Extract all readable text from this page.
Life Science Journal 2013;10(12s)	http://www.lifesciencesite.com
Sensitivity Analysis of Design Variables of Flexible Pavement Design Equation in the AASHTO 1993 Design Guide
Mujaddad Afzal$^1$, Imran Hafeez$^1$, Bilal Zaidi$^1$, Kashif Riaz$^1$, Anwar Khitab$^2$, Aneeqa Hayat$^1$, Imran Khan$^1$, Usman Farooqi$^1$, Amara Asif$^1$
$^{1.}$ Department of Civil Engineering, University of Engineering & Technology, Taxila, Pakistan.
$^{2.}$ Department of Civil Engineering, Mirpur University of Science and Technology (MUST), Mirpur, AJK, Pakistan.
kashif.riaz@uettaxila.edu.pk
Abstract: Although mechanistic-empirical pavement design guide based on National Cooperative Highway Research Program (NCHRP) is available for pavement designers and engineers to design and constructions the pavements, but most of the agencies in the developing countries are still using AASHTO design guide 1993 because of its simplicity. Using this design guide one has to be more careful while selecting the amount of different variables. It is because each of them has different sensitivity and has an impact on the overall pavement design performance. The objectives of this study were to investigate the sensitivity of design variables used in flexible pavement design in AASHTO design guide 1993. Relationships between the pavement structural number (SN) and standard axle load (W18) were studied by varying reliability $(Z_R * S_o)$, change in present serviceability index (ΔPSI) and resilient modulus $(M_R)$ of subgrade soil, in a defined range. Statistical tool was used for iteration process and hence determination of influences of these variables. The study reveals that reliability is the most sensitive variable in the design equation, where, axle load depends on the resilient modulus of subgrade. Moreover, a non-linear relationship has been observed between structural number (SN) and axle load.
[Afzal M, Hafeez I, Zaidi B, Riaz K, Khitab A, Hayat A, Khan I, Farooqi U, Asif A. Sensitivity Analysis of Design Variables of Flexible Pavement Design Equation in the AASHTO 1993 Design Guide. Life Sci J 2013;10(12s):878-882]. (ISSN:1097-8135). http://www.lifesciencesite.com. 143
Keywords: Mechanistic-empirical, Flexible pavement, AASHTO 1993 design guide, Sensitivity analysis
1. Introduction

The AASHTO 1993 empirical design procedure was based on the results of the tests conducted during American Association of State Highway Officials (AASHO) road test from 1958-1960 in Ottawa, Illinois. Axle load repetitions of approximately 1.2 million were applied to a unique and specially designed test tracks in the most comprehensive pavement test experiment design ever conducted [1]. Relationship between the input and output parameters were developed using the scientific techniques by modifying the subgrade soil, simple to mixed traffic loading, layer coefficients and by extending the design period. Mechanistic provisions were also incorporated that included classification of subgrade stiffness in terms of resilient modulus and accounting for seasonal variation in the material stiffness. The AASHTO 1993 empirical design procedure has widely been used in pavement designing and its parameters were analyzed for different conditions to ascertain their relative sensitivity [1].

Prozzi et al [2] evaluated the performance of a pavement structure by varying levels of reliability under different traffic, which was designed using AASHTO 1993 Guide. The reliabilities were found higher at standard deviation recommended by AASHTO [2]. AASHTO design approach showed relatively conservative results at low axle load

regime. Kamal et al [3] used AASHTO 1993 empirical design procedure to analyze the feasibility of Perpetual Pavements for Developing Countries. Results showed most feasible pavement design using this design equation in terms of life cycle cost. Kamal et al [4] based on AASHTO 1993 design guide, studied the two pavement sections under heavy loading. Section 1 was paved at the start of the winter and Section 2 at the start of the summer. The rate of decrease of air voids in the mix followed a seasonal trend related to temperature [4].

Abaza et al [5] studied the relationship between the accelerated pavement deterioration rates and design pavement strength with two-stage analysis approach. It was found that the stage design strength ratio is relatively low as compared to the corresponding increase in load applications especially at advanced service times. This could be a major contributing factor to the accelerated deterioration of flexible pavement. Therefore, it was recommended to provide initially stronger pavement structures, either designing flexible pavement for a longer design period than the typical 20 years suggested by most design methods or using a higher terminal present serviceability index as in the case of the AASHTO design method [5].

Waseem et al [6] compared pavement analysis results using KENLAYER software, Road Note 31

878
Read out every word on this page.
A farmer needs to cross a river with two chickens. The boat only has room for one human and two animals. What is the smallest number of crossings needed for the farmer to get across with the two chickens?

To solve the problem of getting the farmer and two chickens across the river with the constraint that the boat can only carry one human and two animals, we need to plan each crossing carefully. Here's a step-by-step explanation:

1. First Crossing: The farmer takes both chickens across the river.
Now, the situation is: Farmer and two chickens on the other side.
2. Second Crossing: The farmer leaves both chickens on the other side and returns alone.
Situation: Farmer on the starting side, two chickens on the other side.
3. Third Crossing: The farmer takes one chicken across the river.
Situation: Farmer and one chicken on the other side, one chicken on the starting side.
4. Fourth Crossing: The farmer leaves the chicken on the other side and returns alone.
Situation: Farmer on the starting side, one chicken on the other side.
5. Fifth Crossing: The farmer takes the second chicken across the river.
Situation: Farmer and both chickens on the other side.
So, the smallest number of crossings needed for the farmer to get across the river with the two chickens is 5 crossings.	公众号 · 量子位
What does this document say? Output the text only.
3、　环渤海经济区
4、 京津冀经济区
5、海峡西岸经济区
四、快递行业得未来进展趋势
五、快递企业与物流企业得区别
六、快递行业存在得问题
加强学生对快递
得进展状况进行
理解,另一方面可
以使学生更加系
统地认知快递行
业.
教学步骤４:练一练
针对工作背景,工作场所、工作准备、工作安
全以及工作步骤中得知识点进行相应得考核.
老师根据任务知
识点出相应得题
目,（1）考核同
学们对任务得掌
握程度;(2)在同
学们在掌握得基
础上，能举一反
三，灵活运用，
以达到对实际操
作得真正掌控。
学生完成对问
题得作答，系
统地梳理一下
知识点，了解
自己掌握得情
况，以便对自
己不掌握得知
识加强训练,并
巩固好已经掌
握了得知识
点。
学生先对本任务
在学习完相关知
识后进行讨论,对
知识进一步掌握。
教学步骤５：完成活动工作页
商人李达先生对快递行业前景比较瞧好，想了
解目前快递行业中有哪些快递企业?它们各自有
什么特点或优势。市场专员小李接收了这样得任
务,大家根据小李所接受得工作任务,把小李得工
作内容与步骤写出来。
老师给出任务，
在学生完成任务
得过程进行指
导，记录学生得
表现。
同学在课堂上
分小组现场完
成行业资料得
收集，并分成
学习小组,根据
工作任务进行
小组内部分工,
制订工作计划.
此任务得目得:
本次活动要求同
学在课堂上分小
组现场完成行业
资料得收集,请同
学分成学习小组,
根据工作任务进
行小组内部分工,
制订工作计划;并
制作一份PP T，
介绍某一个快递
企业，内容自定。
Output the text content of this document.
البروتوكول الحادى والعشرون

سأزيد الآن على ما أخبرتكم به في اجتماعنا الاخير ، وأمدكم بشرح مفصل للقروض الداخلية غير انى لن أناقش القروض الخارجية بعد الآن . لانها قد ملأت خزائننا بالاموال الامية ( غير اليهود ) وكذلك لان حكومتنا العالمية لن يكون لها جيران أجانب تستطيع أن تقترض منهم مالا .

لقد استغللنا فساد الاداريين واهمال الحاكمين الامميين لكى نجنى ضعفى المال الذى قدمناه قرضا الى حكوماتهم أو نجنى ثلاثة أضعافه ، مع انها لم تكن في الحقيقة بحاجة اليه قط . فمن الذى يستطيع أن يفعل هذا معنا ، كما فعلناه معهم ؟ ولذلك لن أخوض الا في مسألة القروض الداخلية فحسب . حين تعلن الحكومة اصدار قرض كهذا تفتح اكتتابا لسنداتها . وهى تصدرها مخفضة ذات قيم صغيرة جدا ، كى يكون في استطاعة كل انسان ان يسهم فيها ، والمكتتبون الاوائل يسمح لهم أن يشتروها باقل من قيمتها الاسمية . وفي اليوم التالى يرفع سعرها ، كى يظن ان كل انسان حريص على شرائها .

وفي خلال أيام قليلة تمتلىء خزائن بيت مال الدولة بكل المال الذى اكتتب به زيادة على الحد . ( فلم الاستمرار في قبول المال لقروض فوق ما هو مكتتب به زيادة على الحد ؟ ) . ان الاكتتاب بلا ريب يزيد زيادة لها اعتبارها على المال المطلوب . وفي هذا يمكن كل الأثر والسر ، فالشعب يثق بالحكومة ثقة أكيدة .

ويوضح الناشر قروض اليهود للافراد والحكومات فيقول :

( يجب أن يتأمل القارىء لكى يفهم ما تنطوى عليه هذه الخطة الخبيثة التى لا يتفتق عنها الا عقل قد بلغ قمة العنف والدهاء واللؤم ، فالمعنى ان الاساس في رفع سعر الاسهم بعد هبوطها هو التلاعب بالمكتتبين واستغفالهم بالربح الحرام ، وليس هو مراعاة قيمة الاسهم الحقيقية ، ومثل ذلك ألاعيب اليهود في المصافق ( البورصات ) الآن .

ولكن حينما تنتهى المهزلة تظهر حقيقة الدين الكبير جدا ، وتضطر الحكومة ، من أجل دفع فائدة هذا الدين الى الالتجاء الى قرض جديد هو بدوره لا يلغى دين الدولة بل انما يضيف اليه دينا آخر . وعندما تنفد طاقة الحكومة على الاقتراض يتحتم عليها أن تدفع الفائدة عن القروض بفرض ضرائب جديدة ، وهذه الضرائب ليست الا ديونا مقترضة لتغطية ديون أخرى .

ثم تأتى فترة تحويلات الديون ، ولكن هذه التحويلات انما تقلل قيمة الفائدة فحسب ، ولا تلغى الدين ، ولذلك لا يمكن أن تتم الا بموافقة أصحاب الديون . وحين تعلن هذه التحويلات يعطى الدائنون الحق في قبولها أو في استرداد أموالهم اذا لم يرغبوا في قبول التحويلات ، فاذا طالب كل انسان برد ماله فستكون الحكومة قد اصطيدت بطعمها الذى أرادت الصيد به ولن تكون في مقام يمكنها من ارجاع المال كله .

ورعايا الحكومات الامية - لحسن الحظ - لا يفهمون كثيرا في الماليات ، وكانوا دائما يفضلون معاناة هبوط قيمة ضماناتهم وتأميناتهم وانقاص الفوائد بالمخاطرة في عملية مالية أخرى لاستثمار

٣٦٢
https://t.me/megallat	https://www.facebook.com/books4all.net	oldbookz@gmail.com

|---|

- Exercise aim: What is the number of lines in this material that hold the string "قيمة"? Answer with that number only.

- Completed task: 3